Would you transcribe the listing that follows, character for character, and omit its images?

[Dataset rows about figures]
--*--

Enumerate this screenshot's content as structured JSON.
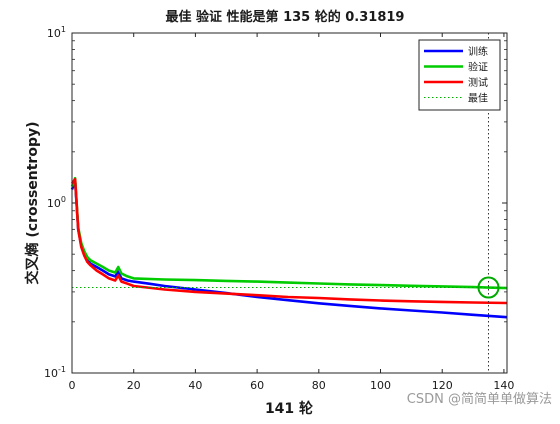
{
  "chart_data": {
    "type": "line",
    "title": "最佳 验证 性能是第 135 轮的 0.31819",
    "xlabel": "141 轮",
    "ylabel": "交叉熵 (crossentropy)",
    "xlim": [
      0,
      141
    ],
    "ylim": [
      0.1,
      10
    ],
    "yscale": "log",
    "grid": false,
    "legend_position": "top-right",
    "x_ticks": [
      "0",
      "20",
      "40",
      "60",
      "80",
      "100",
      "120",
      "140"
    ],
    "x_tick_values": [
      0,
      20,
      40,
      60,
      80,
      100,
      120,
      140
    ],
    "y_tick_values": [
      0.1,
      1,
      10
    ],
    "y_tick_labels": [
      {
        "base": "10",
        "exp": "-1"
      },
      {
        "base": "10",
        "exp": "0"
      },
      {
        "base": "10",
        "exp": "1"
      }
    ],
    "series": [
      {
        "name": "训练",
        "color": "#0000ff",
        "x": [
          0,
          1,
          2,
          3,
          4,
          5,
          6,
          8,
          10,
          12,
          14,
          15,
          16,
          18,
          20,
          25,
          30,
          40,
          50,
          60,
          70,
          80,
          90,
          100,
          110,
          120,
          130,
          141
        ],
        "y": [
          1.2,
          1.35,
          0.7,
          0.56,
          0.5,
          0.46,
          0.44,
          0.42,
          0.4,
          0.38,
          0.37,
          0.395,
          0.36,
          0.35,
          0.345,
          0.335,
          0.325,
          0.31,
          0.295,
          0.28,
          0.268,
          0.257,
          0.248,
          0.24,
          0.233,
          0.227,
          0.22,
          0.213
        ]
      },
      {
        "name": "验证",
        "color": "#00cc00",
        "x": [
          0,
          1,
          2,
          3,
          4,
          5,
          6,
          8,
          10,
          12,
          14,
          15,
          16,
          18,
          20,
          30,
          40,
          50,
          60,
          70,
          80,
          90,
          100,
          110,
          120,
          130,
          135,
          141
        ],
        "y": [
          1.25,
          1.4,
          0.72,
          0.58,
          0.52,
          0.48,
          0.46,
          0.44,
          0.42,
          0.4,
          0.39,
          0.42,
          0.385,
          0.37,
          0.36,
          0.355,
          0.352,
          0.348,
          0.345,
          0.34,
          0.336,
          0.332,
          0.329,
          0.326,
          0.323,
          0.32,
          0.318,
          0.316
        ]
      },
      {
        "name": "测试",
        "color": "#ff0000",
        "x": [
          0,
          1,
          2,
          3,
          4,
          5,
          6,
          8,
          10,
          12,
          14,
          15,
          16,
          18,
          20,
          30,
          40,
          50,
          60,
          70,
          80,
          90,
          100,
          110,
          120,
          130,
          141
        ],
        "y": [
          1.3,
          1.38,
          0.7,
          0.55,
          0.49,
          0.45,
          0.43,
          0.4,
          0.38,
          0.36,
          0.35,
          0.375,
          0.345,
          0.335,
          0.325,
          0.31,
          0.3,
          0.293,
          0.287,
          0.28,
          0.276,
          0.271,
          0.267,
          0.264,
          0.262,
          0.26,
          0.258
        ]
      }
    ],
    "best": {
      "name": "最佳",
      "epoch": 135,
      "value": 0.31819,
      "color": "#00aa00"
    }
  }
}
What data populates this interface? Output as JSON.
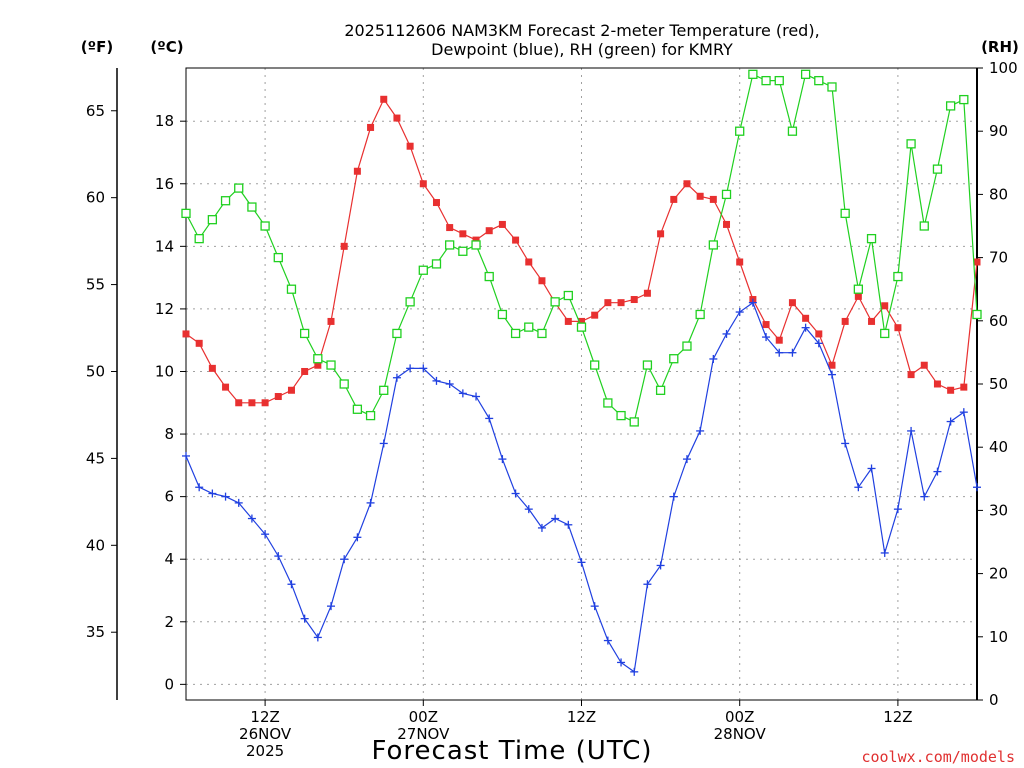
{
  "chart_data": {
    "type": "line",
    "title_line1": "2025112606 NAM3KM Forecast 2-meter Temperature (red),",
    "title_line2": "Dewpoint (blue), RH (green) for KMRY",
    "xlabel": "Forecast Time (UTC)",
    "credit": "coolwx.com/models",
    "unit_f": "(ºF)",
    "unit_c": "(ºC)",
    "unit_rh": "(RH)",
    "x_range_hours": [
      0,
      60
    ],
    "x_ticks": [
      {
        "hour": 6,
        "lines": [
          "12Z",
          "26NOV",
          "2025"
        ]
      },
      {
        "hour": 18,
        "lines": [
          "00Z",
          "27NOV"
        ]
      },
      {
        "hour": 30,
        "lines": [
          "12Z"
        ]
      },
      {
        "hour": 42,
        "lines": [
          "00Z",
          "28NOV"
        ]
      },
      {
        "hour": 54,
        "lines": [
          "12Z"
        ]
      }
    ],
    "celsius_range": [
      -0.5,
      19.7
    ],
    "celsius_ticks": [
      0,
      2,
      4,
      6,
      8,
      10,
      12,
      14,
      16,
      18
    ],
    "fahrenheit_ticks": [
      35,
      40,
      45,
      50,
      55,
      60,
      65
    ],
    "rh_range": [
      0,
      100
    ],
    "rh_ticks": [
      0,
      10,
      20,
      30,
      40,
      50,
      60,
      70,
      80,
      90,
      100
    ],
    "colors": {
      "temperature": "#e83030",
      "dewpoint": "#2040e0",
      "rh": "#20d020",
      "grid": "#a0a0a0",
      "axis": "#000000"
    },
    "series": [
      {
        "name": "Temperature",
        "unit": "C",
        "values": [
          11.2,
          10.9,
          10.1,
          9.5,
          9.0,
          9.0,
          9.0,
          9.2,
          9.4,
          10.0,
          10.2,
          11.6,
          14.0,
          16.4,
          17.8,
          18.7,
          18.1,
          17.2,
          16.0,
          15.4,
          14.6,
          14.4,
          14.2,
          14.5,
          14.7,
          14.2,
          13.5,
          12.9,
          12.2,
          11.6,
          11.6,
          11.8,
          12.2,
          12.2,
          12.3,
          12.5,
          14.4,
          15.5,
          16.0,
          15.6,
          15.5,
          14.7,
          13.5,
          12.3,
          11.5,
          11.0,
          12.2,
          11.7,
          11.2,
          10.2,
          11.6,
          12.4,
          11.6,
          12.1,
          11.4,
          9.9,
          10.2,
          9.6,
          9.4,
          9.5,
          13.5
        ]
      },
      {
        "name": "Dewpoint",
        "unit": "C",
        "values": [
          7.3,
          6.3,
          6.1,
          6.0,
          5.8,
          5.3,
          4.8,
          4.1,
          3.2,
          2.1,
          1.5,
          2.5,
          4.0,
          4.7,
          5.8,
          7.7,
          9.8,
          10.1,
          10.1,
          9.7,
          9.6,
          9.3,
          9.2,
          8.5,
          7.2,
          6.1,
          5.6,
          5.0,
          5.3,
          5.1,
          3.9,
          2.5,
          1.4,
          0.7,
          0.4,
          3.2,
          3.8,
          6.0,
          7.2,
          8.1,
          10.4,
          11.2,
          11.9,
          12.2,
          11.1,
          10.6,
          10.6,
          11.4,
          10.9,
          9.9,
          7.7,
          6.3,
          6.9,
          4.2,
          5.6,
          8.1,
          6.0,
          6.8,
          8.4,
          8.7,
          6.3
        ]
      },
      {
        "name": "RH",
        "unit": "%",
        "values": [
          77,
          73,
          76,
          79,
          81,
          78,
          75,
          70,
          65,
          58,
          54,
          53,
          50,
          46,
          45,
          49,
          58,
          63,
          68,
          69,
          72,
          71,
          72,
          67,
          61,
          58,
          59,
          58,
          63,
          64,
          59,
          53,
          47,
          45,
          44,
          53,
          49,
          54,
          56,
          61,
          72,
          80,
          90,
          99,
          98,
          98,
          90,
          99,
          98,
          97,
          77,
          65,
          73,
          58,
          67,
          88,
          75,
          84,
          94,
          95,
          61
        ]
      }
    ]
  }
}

--*--

> **SOLUTION TO THE EXERCISE**:
Enumerate this screenshot's content as structured JSON.
{
  "chart_data": {
    "type": "line",
    "title": "最佳 验证 性能是第 135 轮的 0.31819",
    "xlabel": "141 轮",
    "ylabel": "交叉熵 (crossentropy)",
    "xlim": [
      0,
      141
    ],
    "ylim": [
      0.1,
      10
    ],
    "yscale": "log",
    "grid": false,
    "legend_position": "top-right",
    "x_ticks": [
      "0",
      "20",
      "40",
      "60",
      "80",
      "100",
      "120",
      "140"
    ],
    "x_tick_values": [
      0,
      20,
      40,
      60,
      80,
      100,
      120,
      140
    ],
    "y_tick_values": [
      0.1,
      1,
      10
    ],
    "y_tick_labels": [
      {
        "base": "10",
        "exp": "-1"
      },
      {
        "base": "10",
        "exp": "0"
      },
      {
        "base": "10",
        "exp": "1"
      }
    ],
    "series": [
      {
        "name": "训练",
        "color": "#0000ff",
        "x": [
          0,
          1,
          2,
          3,
          4,
          5,
          6,
          8,
          10,
          12,
          14,
          15,
          16,
          18,
          20,
          25,
          30,
          40,
          50,
          60,
          70,
          80,
          90,
          100,
          110,
          120,
          130,
          141
        ],
        "y": [
          1.2,
          1.35,
          0.7,
          0.56,
          0.5,
          0.46,
          0.44,
          0.42,
          0.4,
          0.38,
          0.37,
          0.395,
          0.36,
          0.35,
          0.345,
          0.335,
          0.325,
          0.31,
          0.295,
          0.28,
          0.268,
          0.257,
          0.248,
          0.24,
          0.233,
          0.227,
          0.22,
          0.213
        ]
      },
      {
        "name": "验证",
        "color": "#00cc00",
        "x": [
          0,
          1,
          2,
          3,
          4,
          5,
          6,
          8,
          10,
          12,
          14,
          15,
          16,
          18,
          20,
          30,
          40,
          50,
          60,
          70,
          80,
          90,
          100,
          110,
          120,
          130,
          135,
          141
        ],
        "y": [
          1.25,
          1.4,
          0.72,
          0.58,
          0.52,
          0.48,
          0.46,
          0.44,
          0.42,
          0.4,
          0.39,
          0.42,
          0.385,
          0.37,
          0.36,
          0.355,
          0.352,
          0.348,
          0.345,
          0.34,
          0.336,
          0.332,
          0.329,
          0.326,
          0.323,
          0.32,
          0.318,
          0.316
        ]
      },
      {
        "name": "测试",
        "color": "#ff0000",
        "x": [
          0,
          1,
          2,
          3,
          4,
          5,
          6,
          8,
          10,
          12,
          14,
          15,
          16,
          18,
          20,
          30,
          40,
          50,
          60,
          70,
          80,
          90,
          100,
          110,
          120,
          130,
          141
        ],
        "y": [
          1.3,
          1.38,
          0.7,
          0.55,
          0.49,
          0.45,
          0.43,
          0.4,
          0.38,
          0.36,
          0.35,
          0.375,
          0.345,
          0.335,
          0.325,
          0.31,
          0.3,
          0.293,
          0.287,
          0.28,
          0.276,
          0.271,
          0.267,
          0.264,
          0.262,
          0.26,
          0.258
        ]
      }
    ],
    "best": {
      "name": "最佳",
      "epoch": 135,
      "value": 0.31819,
      "color": "#00aa00"
    }
  }
}
What data populates this interface? Output as JSON.
{
  "chart_data": {
    "type": "line",
    "title_line1": "2025112606 NAM3KM Forecast 2-meter Temperature (red),",
    "title_line2": "Dewpoint (blue), RH (green) for KMRY",
    "xlabel": "Forecast Time (UTC)",
    "credit": "coolwx.com/models",
    "unit_f": "(ºF)",
    "unit_c": "(ºC)",
    "unit_rh": "(RH)",
    "x_range_hours": [
      0,
      60
    ],
    "x_ticks": [
      {
        "hour": 6,
        "lines": [
          "12Z",
          "26NOV",
          "2025"
        ]
      },
      {
        "hour": 18,
        "lines": [
          "00Z",
          "27NOV"
        ]
      },
      {
        "hour": 30,
        "lines": [
          "12Z"
        ]
      },
      {
        "hour": 42,
        "lines": [
          "00Z",
          "28NOV"
        ]
      },
      {
        "hour": 54,
        "lines": [
          "12Z"
        ]
      }
    ],
    "celsius_range": [
      -0.5,
      19.7
    ],
    "celsius_ticks": [
      0,
      2,
      4,
      6,
      8,
      10,
      12,
      14,
      16,
      18
    ],
    "fahrenheit_ticks": [
      35,
      40,
      45,
      50,
      55,
      60,
      65
    ],
    "rh_range": [
      0,
      100
    ],
    "rh_ticks": [
      0,
      10,
      20,
      30,
      40,
      50,
      60,
      70,
      80,
      90,
      100
    ],
    "colors": {
      "temperature": "#e83030",
      "dewpoint": "#2040e0",
      "rh": "#20d020",
      "grid": "#a0a0a0",
      "axis": "#000000"
    },
    "series": [
      {
        "name": "Temperature",
        "unit": "C",
        "values": [
          11.2,
          10.9,
          10.1,
          9.5,
          9.0,
          9.0,
          9.0,
          9.2,
          9.4,
          10.0,
          10.2,
          11.6,
          14.0,
          16.4,
          17.8,
          18.7,
          18.1,
          17.2,
          16.0,
          15.4,
          14.6,
          14.4,
          14.2,
          14.5,
          14.7,
          14.2,
          13.5,
          12.9,
          12.2,
          11.6,
          11.6,
          11.8,
          12.2,
          12.2,
          12.3,
          12.5,
          14.4,
          15.5,
          16.0,
          15.6,
          15.5,
          14.7,
          13.5,
          12.3,
          11.5,
          11.0,
          12.2,
          11.7,
          11.2,
          10.2,
          11.6,
          12.4,
          11.6,
          12.1,
          11.4,
          9.9,
          10.2,
          9.6,
          9.4,
          9.5,
          13.5
        ]
      },
      {
        "name": "Dewpoint",
        "unit": "C",
        "values": [
          7.3,
          6.3,
          6.1,
          6.0,
          5.8,
          5.3,
          4.8,
          4.1,
          3.2,
          2.1,
          1.5,
          2.5,
          4.0,
          4.7,
          5.8,
          7.7,
          9.8,
          10.1,
          10.1,
          9.7,
          9.6,
          9.3,
          9.2,
          8.5,
          7.2,
          6.1,
          5.6,
          5.0,
          5.3,
          5.1,
          3.9,
          2.5,
          1.4,
          0.7,
          0.4,
          3.2,
          3.8,
          6.0,
          7.2,
          8.1,
          10.4,
          11.2,
          11.9,
          12.2,
          11.1,
          10.6,
          10.6,
          11.4,
          10.9,
          9.9,
          7.7,
          6.3,
          6.9,
          4.2,
          5.6,
          8.1,
          6.0,
          6.8,
          8.4,
          8.7,
          6.3
        ]
      },
      {
        "name": "RH",
        "unit": "%",
        "values": [
          77,
          73,
          76,
          79,
          81,
          78,
          75,
          70,
          65,
          58,
          54,
          53,
          50,
          46,
          45,
          49,
          58,
          63,
          68,
          69,
          72,
          71,
          72,
          67,
          61,
          58,
          59,
          58,
          63,
          64,
          59,
          53,
          47,
          45,
          44,
          53,
          49,
          54,
          56,
          61,
          72,
          80,
          90,
          99,
          98,
          98,
          90,
          99,
          98,
          97,
          77,
          65,
          73,
          58,
          67,
          88,
          75,
          84,
          94,
          95,
          61
        ]
      }
    ]
  }
}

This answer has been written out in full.